— BEGIN Given records —

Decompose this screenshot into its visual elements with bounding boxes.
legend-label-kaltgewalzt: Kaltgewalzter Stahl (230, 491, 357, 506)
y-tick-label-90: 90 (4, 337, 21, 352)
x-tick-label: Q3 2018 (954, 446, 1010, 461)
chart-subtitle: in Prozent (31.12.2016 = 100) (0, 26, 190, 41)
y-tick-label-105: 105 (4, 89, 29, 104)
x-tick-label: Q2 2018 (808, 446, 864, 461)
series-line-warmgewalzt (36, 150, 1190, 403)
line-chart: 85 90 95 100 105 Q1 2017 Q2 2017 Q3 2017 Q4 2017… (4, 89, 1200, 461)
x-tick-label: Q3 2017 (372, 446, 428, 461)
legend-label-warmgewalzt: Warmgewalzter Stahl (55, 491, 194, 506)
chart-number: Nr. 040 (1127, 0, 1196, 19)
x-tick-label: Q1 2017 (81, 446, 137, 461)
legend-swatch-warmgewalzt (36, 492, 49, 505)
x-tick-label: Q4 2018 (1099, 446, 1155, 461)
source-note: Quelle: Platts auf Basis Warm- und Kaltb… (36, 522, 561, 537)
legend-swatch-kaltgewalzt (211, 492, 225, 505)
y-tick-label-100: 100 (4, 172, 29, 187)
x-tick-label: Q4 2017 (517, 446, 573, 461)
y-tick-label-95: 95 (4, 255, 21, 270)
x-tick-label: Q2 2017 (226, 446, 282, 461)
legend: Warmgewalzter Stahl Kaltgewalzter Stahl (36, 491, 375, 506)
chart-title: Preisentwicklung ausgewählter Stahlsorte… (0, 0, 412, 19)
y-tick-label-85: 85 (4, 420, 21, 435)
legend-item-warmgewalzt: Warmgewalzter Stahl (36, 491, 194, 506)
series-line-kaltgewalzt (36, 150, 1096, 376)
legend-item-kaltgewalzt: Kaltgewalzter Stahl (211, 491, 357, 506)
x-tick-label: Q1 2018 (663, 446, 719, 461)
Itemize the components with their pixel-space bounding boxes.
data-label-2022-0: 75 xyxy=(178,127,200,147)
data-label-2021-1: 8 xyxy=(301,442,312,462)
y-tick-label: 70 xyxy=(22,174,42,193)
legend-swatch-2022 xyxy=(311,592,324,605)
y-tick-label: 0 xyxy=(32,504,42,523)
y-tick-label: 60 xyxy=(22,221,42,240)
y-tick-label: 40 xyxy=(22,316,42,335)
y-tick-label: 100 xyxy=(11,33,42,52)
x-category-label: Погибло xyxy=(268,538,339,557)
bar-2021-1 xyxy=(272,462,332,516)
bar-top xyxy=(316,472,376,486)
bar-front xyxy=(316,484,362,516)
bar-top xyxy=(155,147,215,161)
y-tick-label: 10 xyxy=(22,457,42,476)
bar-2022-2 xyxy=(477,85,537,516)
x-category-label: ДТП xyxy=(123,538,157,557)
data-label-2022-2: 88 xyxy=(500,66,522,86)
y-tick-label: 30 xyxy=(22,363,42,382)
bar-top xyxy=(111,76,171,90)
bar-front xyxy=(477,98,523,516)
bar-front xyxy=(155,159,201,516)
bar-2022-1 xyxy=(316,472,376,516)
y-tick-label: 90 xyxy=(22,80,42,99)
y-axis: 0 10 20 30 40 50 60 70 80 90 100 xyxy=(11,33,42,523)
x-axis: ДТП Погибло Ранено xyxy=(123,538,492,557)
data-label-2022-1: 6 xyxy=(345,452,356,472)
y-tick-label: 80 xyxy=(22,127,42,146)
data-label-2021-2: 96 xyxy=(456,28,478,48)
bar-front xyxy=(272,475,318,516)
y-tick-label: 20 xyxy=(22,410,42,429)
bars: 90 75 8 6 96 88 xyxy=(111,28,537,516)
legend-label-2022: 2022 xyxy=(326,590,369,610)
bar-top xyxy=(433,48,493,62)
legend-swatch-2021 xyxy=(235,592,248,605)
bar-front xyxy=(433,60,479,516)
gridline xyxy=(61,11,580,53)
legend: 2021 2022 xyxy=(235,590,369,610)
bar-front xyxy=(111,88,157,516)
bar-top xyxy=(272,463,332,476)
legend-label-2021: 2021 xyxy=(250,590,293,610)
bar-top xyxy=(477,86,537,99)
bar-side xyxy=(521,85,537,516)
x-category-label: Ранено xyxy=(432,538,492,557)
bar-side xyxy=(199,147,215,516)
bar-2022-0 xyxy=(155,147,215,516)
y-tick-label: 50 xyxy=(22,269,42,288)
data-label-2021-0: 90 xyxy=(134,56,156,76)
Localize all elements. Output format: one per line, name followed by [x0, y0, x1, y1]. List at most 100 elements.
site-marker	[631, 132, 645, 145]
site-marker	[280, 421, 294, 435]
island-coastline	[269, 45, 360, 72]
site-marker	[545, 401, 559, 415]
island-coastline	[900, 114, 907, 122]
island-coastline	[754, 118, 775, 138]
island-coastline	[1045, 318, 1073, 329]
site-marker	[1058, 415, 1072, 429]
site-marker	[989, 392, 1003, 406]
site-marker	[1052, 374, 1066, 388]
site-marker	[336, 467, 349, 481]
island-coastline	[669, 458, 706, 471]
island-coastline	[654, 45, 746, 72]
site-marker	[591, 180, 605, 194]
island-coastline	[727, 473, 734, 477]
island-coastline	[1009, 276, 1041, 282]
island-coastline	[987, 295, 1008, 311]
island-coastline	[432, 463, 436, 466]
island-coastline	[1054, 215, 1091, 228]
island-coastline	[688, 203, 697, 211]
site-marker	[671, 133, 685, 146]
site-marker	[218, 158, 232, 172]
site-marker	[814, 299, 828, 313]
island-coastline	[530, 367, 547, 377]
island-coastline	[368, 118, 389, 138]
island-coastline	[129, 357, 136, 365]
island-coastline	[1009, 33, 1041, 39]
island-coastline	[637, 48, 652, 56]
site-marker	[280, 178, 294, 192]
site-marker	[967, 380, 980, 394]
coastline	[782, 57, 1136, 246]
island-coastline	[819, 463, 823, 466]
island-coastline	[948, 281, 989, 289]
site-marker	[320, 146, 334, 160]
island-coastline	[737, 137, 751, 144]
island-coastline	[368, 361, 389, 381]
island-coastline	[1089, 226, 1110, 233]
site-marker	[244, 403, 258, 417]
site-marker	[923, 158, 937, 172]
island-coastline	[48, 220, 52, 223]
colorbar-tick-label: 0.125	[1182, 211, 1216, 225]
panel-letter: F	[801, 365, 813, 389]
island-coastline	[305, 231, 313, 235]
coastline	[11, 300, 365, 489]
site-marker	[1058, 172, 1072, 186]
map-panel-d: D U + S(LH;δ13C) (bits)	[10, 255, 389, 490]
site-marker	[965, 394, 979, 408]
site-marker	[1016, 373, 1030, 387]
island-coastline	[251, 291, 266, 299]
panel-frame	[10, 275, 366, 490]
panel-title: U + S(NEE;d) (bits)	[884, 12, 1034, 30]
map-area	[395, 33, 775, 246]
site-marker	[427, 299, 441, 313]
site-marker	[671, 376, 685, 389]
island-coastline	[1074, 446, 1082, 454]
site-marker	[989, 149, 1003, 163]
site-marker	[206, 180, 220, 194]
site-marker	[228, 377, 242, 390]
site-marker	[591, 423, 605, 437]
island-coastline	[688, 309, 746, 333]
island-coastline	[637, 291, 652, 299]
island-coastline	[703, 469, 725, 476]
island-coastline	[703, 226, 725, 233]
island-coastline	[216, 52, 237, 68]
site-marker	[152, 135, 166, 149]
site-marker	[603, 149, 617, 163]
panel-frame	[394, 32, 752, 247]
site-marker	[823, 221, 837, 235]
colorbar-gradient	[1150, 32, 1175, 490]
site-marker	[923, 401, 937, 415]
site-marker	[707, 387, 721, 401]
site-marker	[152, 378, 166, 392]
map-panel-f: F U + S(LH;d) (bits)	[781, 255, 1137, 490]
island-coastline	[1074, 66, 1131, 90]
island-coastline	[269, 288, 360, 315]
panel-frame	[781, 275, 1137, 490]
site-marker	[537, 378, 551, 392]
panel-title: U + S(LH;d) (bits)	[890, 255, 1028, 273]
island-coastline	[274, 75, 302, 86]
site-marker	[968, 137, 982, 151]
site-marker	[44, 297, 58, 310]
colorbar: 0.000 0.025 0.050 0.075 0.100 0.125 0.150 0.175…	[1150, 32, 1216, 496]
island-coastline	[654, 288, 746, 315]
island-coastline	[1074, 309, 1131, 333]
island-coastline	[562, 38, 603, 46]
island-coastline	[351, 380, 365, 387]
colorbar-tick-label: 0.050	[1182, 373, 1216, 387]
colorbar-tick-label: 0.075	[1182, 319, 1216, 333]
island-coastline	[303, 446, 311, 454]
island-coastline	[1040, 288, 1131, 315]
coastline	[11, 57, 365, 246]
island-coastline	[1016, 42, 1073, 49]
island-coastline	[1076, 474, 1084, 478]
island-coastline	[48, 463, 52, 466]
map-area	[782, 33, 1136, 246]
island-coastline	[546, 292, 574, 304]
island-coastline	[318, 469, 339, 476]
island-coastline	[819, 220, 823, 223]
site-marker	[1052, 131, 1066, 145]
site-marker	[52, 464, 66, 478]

— END Given records —

Exercise goal ▸ Output the lines of the material as a JSON list of strings, one string per line with blank lines left out, starting at the very first line and ending at the line that contains "x-tick-label: Q3 2018 (954, 446, 1010, 461)", both included.

Result of this exercise ▸
[
  "Decompose this screenshot into its visual elements with bounding boxes.",
  "legend-label-kaltgewalzt: Kaltgewalzter Stahl (230, 491, 357, 506)",
  "y-tick-label-90: 90 (4, 337, 21, 352)",
  "x-tick-label: Q3 2018 (954, 446, 1010, 461)"
]